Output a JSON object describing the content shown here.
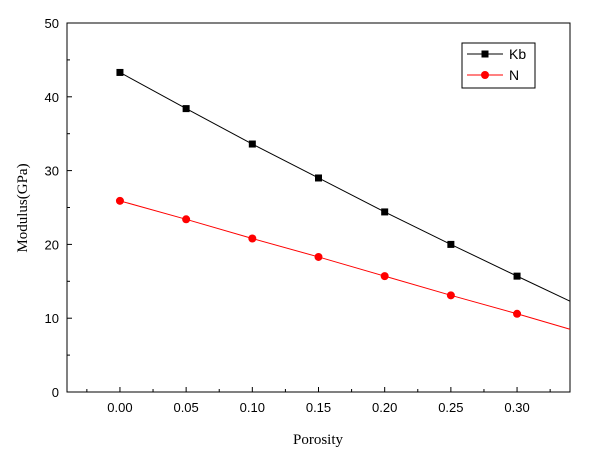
{
  "chart_data": {
    "type": "line",
    "xlabel": "Porosity",
    "ylabel": "Modulus(GPa)",
    "xlim": [
      -0.04,
      0.34
    ],
    "ylim": [
      0,
      50
    ],
    "xticks": [
      "0.00",
      "0.05",
      "0.10",
      "0.15",
      "0.20",
      "0.25",
      "0.30"
    ],
    "yticks": [
      "0",
      "10",
      "20",
      "30",
      "40",
      "50"
    ],
    "grid": false,
    "legend_position": "top-right",
    "x": [
      0.0,
      0.05,
      0.1,
      0.15,
      0.2,
      0.25,
      0.3
    ],
    "series": [
      {
        "name": "Kb",
        "marker": "square",
        "color": "#000000",
        "values": [
          43.3,
          38.4,
          33.6,
          29.0,
          24.4,
          20.0,
          15.7
        ],
        "line_end": [
          0.34,
          12.3
        ]
      },
      {
        "name": "N",
        "marker": "circle",
        "color": "#ff0000",
        "values": [
          25.9,
          23.4,
          20.8,
          18.3,
          15.7,
          13.1,
          10.6
        ],
        "line_end": [
          0.34,
          8.5
        ]
      }
    ]
  }
}
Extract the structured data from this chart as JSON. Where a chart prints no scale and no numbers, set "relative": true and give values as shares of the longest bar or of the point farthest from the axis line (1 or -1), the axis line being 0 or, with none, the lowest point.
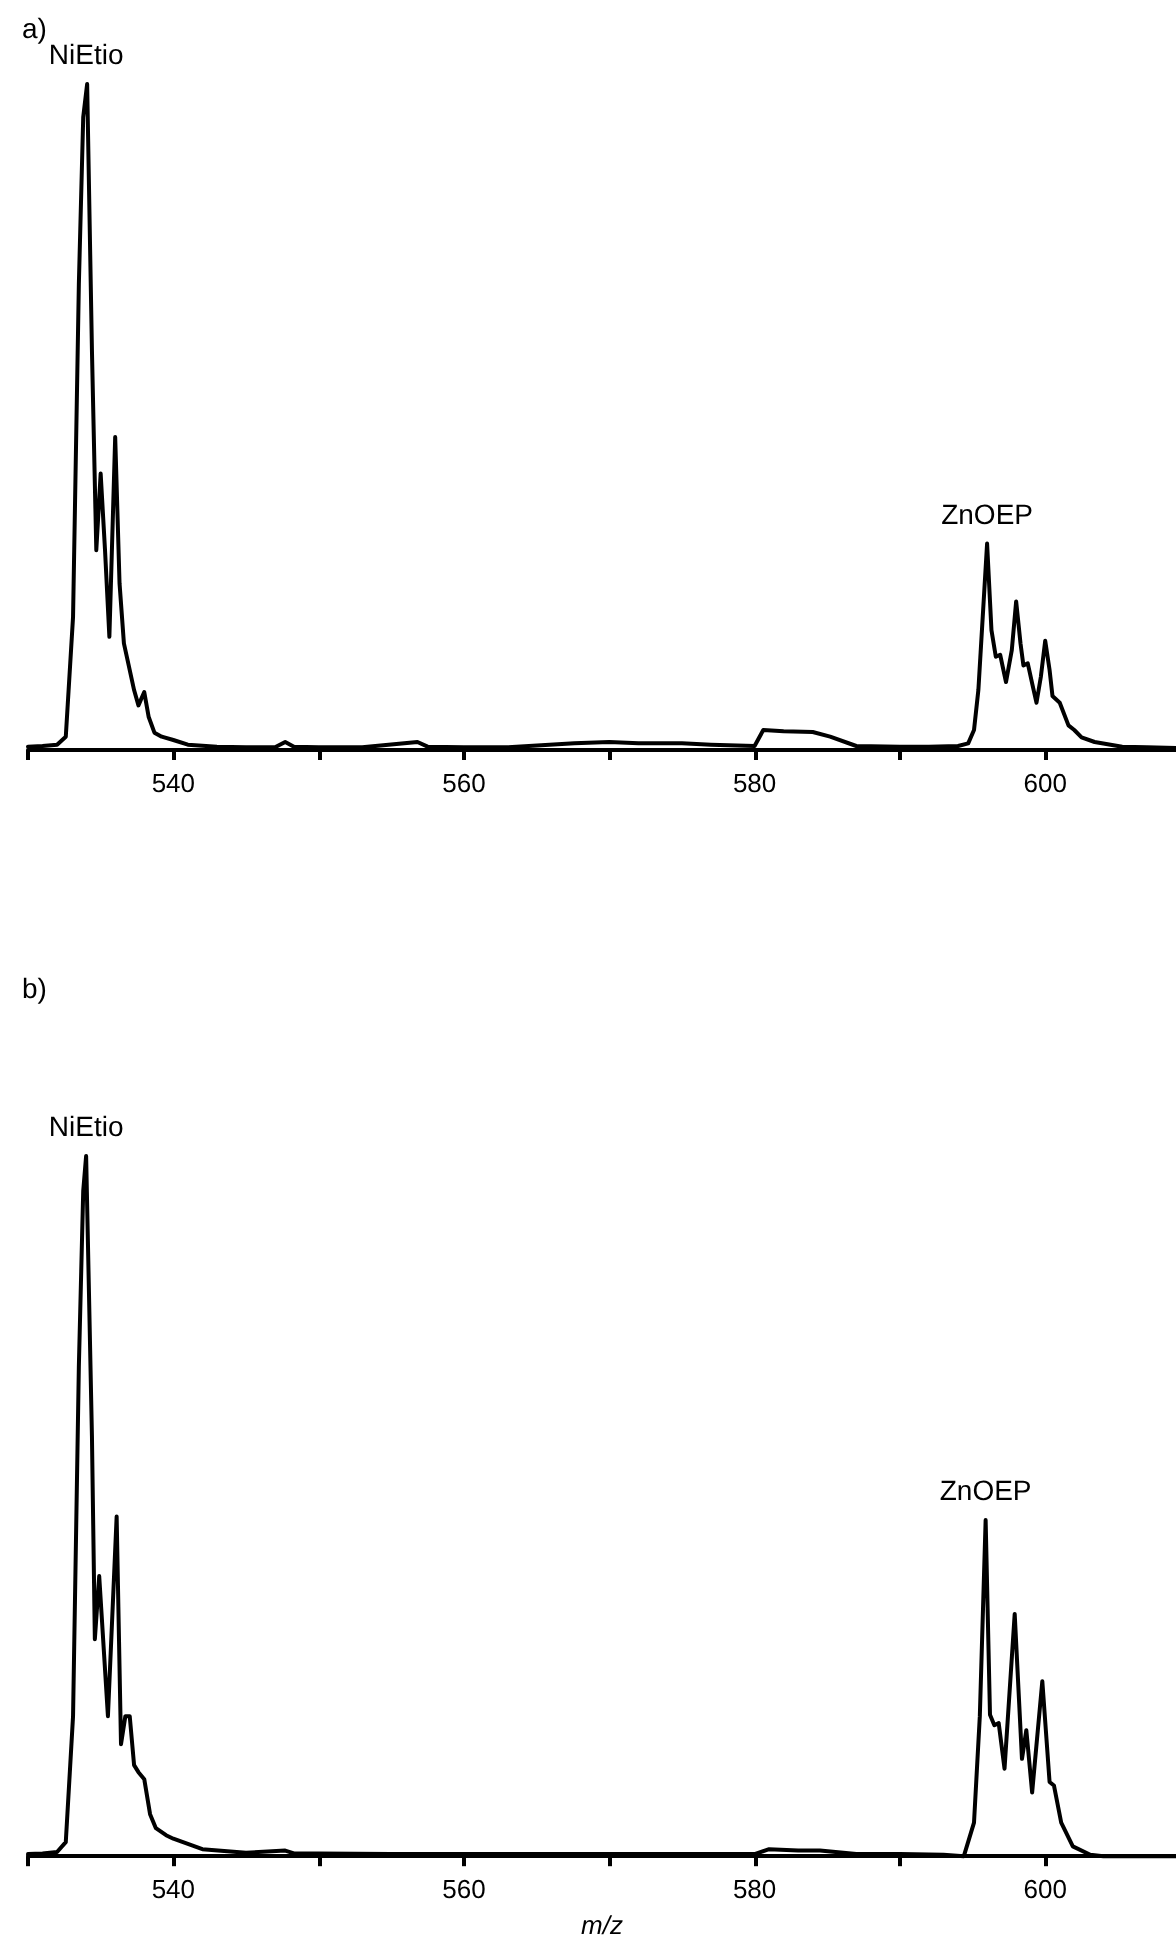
{
  "chart_data": [
    {
      "type": "line",
      "title": "a)",
      "relative": true,
      "tick_labels": "x",
      "marker": "none",
      "line_style": "solid",
      "color": "#000000",
      "xlim": [
        530,
        609
      ],
      "xticks": [
        {
          "value": 530,
          "label": null
        },
        540,
        {
          "value": 550,
          "label": null
        },
        560,
        {
          "value": 570,
          "label": null
        },
        580,
        {
          "value": 590,
          "label": null
        },
        600
      ],
      "annotations": [
        {
          "text": "NiEtio",
          "x": 534,
          "y": 1
        },
        {
          "text": "ZnOEP",
          "x": 596,
          "y": 0.31
        }
      ],
      "x": [
        530,
        531,
        532,
        532.6,
        533.1,
        533.5,
        533.8,
        534.07,
        534.4,
        534.7,
        535.0,
        535.3,
        535.6,
        536.0,
        536.3,
        536.6,
        536.9,
        537.3,
        537.6,
        538.0,
        538.3,
        538.7,
        539.2,
        540,
        541,
        543,
        545,
        547,
        547.7,
        548.3,
        550,
        553,
        556.8,
        557.5,
        560,
        563,
        567.6,
        570,
        572,
        575,
        577,
        580,
        580.6,
        582,
        584,
        585.2,
        587,
        590,
        592,
        594,
        594.7,
        595.1,
        595.4,
        595.7,
        596.0,
        596.3,
        596.6,
        596.9,
        597.3,
        597.7,
        598.0,
        598.3,
        598.5,
        598.8,
        599.1,
        599.4,
        599.7,
        600.0,
        600.3,
        600.5,
        601.0,
        601.6,
        602.0,
        602.5,
        603.4,
        605.3,
        607,
        609
      ],
      "values": [
        0.005,
        0.006,
        0.008,
        0.02,
        0.2,
        0.7,
        0.95,
        1.0,
        0.6,
        0.3,
        0.415,
        0.3,
        0.17,
        0.47,
        0.25,
        0.16,
        0.13,
        0.09,
        0.067,
        0.087,
        0.05,
        0.026,
        0.02,
        0.015,
        0.008,
        0.005,
        0.004,
        0.004,
        0.012,
        0.005,
        0.004,
        0.004,
        0.012,
        0.005,
        0.004,
        0.004,
        0.01,
        0.012,
        0.01,
        0.01,
        0.008,
        0.006,
        0.03,
        0.028,
        0.027,
        0.02,
        0.006,
        0.005,
        0.005,
        0.006,
        0.01,
        0.03,
        0.09,
        0.2,
        0.31,
        0.18,
        0.14,
        0.143,
        0.102,
        0.15,
        0.223,
        0.16,
        0.127,
        0.13,
        0.1,
        0.071,
        0.11,
        0.164,
        0.12,
        0.081,
        0.071,
        0.037,
        0.03,
        0.019,
        0.012,
        0.005,
        0.004,
        0.003
      ]
    },
    {
      "type": "line",
      "title": "b)",
      "xlabel": "m/z",
      "relative": true,
      "tick_labels": "x",
      "marker": "none",
      "line_style": "solid",
      "color": "#000000",
      "xlim": [
        530,
        609
      ],
      "xticks": [
        {
          "value": 530,
          "label": null
        },
        540,
        {
          "value": 550,
          "label": null
        },
        560,
        {
          "value": 570,
          "label": null
        },
        580,
        {
          "value": 590,
          "label": null
        },
        600
      ],
      "annotations": [
        {
          "text": "NiEtio",
          "x": 534,
          "y": 1
        },
        {
          "text": "ZnOEP",
          "x": 595.9,
          "y": 0.48
        }
      ],
      "x": [
        530,
        531,
        532,
        532.6,
        533.1,
        533.5,
        533.8,
        534.0,
        534.4,
        534.6,
        534.9,
        535.2,
        535.5,
        536.1,
        536.4,
        536.7,
        537.0,
        537.3,
        537.6,
        538.0,
        538.4,
        538.8,
        539.5,
        540,
        542,
        545,
        547.7,
        548.3,
        550,
        555,
        560,
        565,
        570,
        575,
        580,
        581,
        583,
        584.5,
        587,
        590,
        593,
        594.4,
        595.1,
        595.5,
        595.9,
        596.2,
        596.5,
        596.8,
        597.2,
        597.9,
        598.4,
        598.7,
        599.1,
        599.8,
        600.3,
        600.6,
        601.1,
        601.9,
        603.1,
        604,
        606,
        609
      ],
      "values": [
        0.003,
        0.004,
        0.006,
        0.02,
        0.2,
        0.7,
        0.95,
        1.0,
        0.6,
        0.31,
        0.4,
        0.3,
        0.2,
        0.485,
        0.16,
        0.2,
        0.2,
        0.13,
        0.12,
        0.11,
        0.06,
        0.04,
        0.03,
        0.025,
        0.01,
        0.005,
        0.008,
        0.004,
        0.004,
        0.003,
        0.003,
        0.003,
        0.003,
        0.003,
        0.003,
        0.01,
        0.008,
        0.008,
        0.003,
        0.003,
        0.002,
        0.0,
        0.048,
        0.2,
        0.48,
        0.202,
        0.187,
        0.19,
        0.125,
        0.346,
        0.139,
        0.18,
        0.091,
        0.25,
        0.106,
        0.101,
        0.048,
        0.014,
        0.002,
        0.0,
        0.0,
        0.0
      ]
    }
  ]
}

* [Work to be completed] Only lines with the string "color" belong in your answer; copy each one.

* [Response]
        "color": "#000000",
        "color": "#ff0000",
      "color": "#000000",
      "color": "#000000",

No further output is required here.